- EXERCISE AIM
Output the data below in full, byte for byte. Nothing may differ.

- RAW DATA
----

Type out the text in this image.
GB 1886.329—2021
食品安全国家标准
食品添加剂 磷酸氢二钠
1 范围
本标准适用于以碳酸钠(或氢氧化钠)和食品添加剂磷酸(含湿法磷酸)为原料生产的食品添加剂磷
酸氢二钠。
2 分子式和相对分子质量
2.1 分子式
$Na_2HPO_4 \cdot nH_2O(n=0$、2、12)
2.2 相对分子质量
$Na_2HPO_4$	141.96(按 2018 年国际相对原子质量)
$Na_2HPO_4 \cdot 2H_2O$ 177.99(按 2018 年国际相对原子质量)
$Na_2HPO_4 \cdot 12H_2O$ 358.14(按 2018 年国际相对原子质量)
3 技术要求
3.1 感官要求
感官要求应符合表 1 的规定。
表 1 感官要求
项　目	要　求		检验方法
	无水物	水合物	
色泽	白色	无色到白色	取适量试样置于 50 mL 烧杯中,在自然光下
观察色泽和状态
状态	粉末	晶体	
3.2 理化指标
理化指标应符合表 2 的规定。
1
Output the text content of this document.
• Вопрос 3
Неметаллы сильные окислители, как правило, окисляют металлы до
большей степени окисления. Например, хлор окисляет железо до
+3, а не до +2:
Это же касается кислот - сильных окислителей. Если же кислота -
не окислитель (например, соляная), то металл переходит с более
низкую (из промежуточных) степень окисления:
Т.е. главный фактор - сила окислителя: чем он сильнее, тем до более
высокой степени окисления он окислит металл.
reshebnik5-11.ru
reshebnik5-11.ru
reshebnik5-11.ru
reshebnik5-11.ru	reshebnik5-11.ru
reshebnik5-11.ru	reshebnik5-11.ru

----

- RIGHT ANSWER
Type out the text in this image.
GB 1886.329—2021
食品安全国家标准
食品添加剂 磷酸氢二钠
1 范围
本标准适用于以碳酸钠(或氢氧化钠)和食品添加剂磷酸(含湿法磷酸)为原料生产的食品添加剂磷
酸氢二钠。
2 分子式和相对分子质量
2.1 分子式
$Na_2HPO_4 \cdot nH_2O(n=0$、2、12)
2.2 相对分子质量
$Na_2HPO_4$	141.96(按 2018 年国际相对原子质量)
$Na_2HPO_4 \cdot 2H_2O$ 177.99(按 2018 年国际相对原子质量)
$Na_2HPO_4 \cdot 12H_2O$ 358.14(按 2018 年国际相对原子质量)
3 技术要求
3.1 感官要求
感官要求应符合表 1 的规定。
表 1 感官要求
项　目	要　求		检验方法
	无水物	水合物	
色泽	白色	无色到白色	取适量试样置于 50 mL 烧杯中,在自然光下
观察色泽和状态
状态	粉末	晶体	
3.2 理化指标
理化指标应符合表 2 的规定。
1
Output the text content of this document.
• Вопрос 3
Неметаллы сильные окислители, как правило, окисляют металлы до
большей степени окисления. Например, хлор окисляет железо до
+3, а не до +2:
Это же касается кислот - сильных окислителей. Если же кислота -
не окислитель (например, соляная), то металл переходит с более
низкую (из промежуточных) степень окисления:
Т.е. главный фактор - сила окислителя: чем он сильнее, тем до более
высокой степени окисления он окислит металл.
reshebnik5-11.ru
reshebnik5-11.ru
reshebnik5-11.ru
reshebnik5-11.ru	reshebnik5-11.ru
reshebnik5-11.ru	reshebnik5-11.ru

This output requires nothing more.